-- begin Data --

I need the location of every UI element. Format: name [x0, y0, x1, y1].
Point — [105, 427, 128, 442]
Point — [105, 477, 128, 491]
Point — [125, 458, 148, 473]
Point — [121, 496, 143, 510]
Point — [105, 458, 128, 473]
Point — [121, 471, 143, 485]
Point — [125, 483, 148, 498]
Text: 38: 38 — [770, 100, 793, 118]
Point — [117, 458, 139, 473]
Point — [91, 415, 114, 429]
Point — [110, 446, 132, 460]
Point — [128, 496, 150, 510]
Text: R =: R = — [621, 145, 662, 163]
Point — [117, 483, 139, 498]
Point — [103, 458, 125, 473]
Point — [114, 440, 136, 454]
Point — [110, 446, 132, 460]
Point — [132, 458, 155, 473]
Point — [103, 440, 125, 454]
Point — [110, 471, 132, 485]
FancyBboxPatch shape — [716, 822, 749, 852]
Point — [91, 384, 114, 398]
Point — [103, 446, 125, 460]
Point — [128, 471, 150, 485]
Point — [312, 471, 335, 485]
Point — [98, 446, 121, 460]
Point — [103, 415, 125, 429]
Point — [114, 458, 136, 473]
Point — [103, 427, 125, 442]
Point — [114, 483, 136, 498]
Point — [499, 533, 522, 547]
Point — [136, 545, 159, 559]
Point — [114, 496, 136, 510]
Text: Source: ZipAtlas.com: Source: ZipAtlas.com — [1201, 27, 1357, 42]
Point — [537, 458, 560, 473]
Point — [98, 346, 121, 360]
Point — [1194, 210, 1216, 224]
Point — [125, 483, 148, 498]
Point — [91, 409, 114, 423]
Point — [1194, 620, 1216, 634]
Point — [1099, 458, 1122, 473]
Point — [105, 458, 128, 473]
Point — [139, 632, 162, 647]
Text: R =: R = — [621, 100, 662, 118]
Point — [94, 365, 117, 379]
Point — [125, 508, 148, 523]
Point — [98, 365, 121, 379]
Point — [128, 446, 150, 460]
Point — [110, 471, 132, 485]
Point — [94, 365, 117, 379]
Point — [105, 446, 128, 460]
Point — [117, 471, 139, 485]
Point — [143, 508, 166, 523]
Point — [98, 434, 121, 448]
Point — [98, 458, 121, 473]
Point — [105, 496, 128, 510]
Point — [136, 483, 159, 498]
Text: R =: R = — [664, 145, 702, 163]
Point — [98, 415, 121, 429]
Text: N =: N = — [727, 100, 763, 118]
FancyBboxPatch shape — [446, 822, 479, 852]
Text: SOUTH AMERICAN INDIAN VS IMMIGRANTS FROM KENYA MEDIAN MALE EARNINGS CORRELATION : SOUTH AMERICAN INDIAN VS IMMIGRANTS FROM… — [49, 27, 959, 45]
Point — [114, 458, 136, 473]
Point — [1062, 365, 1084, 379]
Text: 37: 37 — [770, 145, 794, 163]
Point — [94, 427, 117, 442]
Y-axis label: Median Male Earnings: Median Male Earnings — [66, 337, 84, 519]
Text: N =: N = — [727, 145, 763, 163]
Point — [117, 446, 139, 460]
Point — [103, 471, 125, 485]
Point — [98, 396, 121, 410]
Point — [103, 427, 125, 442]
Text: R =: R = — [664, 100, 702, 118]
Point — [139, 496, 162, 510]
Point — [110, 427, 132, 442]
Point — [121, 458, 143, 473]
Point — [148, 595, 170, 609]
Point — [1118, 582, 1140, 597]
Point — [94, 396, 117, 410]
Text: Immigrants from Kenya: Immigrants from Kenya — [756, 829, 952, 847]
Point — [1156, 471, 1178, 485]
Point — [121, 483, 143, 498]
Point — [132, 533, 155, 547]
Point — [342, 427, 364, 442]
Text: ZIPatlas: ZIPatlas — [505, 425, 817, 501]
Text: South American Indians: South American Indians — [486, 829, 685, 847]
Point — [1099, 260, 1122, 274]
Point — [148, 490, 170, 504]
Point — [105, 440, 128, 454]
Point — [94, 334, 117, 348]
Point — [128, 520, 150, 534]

-- end Data --

> _The request_:
Which lines in the records above contain the word "shape"? Locate each one and copy it in full.

> _Result of this task_:
FancyBboxPatch shape — [716, 822, 749, 852]
FancyBboxPatch shape — [446, 822, 479, 852]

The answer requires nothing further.